- **DESCRIPTION OF THE TASK**
In the entries that follow, how many lines hold the string "slot"? Give only that number.

- **Records of document pages and text**

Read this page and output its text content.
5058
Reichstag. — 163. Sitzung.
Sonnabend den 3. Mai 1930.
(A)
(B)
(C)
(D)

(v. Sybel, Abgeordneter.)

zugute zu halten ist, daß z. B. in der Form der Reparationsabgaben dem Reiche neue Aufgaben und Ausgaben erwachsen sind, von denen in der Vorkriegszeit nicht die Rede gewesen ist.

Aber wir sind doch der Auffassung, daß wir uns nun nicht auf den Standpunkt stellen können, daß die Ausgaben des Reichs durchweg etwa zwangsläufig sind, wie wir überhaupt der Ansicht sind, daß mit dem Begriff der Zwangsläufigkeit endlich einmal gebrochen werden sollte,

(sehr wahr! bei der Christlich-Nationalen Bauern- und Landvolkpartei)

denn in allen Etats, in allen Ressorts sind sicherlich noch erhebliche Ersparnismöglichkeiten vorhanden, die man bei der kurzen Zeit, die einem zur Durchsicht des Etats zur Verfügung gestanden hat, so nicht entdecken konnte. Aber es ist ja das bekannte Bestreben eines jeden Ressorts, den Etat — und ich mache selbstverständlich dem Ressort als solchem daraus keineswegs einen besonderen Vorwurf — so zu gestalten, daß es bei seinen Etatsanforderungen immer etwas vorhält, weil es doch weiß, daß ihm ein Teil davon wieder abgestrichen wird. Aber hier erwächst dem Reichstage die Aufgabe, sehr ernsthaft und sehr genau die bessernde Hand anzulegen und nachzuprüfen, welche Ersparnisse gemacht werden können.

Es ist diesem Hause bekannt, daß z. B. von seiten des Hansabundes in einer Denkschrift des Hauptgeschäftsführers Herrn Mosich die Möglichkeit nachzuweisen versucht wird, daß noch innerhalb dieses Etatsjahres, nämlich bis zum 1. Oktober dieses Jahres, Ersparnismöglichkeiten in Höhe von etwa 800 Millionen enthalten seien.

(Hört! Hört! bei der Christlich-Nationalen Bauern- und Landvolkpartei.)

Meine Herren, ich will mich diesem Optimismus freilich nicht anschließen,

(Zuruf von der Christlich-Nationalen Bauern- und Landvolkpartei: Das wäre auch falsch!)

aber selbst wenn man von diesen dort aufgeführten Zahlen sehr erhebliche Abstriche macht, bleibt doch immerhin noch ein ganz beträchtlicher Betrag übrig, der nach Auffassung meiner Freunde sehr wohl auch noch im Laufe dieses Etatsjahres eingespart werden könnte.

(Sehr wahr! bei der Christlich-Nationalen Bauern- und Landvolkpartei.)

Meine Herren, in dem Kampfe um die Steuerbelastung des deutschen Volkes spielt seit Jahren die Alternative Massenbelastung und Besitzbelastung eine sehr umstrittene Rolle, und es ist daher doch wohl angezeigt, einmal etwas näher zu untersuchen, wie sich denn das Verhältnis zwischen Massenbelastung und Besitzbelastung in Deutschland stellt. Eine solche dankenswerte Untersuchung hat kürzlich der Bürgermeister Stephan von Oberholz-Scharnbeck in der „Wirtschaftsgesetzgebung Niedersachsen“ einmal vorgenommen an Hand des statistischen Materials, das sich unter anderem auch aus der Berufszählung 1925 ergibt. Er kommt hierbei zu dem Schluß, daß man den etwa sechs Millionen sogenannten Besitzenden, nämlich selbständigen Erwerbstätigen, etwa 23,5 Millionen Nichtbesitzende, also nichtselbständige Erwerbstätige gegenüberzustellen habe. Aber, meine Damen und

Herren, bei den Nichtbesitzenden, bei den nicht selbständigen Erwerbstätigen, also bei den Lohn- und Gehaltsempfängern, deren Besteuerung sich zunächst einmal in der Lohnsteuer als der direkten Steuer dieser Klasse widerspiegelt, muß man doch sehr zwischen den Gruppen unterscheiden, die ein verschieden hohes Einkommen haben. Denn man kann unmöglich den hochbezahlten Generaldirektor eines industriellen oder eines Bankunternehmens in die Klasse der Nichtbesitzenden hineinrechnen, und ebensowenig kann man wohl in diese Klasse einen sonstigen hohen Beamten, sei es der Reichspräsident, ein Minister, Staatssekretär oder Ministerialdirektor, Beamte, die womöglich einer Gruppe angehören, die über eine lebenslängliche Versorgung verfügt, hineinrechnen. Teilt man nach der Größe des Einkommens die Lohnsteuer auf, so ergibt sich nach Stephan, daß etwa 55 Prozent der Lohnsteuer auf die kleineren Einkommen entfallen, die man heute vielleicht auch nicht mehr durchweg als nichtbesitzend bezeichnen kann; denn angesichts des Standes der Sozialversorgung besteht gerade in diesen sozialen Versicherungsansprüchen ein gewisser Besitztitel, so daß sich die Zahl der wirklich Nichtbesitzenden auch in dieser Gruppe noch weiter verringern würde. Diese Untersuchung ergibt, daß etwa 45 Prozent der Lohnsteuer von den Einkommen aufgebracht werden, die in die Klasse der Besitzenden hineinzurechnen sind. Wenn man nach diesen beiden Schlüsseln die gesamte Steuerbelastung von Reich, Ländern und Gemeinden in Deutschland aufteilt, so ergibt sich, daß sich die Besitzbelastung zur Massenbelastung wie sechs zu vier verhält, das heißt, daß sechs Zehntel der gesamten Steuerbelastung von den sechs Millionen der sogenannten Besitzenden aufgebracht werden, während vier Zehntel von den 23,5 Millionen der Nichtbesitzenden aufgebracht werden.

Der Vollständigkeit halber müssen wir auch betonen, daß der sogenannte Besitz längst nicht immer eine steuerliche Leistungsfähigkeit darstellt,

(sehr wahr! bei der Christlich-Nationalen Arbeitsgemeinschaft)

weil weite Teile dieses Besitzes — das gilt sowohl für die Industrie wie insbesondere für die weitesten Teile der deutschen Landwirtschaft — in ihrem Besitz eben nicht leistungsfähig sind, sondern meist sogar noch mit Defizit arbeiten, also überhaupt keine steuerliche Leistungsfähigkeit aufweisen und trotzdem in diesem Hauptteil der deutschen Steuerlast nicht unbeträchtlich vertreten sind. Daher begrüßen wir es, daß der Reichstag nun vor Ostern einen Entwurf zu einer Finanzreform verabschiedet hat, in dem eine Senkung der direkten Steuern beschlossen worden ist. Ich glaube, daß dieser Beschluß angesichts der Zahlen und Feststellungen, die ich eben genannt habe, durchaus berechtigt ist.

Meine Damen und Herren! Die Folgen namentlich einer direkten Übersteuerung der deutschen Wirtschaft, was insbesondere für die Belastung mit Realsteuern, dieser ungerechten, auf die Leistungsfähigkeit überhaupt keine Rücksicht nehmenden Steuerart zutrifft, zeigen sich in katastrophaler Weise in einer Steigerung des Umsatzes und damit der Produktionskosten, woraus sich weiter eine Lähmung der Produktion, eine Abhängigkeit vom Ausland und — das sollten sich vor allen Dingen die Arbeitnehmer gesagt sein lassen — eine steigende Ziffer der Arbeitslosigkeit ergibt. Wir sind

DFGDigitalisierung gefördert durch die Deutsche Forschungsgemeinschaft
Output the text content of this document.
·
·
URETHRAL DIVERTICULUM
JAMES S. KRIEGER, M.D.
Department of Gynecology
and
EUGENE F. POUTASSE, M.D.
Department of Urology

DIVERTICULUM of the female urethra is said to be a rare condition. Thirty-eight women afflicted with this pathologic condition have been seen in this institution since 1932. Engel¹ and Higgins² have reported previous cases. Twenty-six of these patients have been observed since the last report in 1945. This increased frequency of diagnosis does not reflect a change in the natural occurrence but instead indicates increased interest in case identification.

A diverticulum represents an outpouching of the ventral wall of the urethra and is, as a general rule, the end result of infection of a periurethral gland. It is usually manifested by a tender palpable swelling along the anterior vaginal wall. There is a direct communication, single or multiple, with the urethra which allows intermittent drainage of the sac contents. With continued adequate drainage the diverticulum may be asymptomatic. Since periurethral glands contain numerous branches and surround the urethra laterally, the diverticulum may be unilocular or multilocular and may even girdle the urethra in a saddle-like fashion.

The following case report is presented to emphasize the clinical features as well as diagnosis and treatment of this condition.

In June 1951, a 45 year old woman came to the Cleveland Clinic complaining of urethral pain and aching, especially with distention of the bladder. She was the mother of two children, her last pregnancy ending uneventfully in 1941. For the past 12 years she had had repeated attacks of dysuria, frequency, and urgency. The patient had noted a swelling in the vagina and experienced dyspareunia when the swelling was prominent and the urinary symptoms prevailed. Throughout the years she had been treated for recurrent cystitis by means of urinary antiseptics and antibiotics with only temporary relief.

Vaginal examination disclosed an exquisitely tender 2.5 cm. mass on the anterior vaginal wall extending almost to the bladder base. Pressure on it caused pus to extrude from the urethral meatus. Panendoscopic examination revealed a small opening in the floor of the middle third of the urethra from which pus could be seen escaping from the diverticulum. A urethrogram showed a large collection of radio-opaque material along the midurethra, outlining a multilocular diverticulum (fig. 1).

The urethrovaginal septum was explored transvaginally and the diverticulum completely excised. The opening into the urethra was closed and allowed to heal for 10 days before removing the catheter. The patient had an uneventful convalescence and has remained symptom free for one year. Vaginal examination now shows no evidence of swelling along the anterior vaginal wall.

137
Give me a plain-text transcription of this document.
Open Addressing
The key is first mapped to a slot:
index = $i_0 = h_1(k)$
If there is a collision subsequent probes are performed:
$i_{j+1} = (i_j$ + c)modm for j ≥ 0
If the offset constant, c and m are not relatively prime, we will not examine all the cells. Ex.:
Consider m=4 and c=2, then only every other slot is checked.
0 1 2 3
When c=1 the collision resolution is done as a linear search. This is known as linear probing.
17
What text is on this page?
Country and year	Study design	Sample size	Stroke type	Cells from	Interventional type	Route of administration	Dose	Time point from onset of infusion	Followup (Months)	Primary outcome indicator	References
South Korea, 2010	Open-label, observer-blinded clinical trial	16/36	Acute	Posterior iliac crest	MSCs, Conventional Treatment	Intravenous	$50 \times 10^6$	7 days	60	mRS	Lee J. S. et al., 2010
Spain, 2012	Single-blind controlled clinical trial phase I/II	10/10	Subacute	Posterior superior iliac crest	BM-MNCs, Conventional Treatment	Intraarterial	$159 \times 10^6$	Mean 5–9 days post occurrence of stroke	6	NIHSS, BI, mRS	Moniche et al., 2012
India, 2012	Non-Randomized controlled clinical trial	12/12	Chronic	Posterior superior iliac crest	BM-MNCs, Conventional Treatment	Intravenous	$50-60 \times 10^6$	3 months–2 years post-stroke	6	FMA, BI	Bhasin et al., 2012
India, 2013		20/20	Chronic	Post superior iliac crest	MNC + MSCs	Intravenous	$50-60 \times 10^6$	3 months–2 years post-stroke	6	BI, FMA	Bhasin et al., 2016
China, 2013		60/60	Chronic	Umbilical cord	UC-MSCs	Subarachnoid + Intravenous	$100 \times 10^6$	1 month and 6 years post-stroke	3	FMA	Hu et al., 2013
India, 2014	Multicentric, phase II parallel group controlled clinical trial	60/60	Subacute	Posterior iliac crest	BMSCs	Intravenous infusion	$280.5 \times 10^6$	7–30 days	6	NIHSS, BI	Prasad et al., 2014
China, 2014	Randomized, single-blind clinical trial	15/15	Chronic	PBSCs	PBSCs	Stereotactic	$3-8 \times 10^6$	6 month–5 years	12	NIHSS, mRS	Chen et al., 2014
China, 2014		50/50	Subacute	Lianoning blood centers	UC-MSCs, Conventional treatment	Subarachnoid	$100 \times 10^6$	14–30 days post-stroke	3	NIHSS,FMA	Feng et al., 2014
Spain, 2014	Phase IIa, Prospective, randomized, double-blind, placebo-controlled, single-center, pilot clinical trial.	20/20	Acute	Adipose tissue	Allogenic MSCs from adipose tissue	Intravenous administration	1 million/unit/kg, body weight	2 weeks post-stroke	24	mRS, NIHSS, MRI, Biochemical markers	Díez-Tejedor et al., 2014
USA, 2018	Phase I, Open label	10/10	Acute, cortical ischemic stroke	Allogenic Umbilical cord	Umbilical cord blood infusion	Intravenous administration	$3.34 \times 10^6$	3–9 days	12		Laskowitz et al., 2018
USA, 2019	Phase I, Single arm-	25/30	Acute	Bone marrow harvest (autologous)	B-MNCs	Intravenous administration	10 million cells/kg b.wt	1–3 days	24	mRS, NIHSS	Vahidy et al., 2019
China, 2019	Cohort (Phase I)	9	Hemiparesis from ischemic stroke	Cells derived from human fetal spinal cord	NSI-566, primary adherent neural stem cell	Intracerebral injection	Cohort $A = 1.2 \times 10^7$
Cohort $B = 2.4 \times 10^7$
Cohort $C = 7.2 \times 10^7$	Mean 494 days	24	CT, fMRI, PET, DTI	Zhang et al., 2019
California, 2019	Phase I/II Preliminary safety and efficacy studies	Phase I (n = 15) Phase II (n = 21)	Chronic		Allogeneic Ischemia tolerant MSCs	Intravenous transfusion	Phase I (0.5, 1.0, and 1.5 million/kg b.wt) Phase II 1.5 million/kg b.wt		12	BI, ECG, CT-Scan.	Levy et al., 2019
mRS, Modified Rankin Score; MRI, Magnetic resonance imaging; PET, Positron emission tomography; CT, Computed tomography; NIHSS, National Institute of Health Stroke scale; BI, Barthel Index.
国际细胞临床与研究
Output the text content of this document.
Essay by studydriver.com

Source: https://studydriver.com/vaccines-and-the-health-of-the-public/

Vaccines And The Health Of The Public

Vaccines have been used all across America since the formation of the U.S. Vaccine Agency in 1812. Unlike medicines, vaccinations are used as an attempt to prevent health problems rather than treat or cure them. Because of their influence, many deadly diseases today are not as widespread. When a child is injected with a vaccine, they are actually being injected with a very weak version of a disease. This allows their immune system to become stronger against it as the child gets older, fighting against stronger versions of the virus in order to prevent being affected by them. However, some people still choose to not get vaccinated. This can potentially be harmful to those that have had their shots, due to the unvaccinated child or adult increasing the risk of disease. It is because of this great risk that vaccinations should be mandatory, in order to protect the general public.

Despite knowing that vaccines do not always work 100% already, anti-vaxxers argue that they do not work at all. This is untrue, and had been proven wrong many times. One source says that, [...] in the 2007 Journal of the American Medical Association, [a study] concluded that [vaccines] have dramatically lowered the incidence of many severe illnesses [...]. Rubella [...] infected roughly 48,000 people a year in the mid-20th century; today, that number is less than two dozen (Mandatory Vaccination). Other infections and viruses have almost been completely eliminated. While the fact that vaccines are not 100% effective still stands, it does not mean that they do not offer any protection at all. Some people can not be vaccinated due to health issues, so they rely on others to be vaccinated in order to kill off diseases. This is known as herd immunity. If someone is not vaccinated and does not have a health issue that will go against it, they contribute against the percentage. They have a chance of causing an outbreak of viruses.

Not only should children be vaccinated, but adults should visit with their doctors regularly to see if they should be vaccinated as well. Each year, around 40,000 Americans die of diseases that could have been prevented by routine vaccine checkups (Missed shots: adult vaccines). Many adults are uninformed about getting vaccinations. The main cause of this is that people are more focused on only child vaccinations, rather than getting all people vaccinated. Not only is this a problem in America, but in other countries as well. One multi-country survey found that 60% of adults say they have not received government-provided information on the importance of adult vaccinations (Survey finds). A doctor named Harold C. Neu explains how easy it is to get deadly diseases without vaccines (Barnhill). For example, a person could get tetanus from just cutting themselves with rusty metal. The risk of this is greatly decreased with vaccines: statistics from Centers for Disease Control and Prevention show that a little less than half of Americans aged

- **YOUR SOLUTION**
2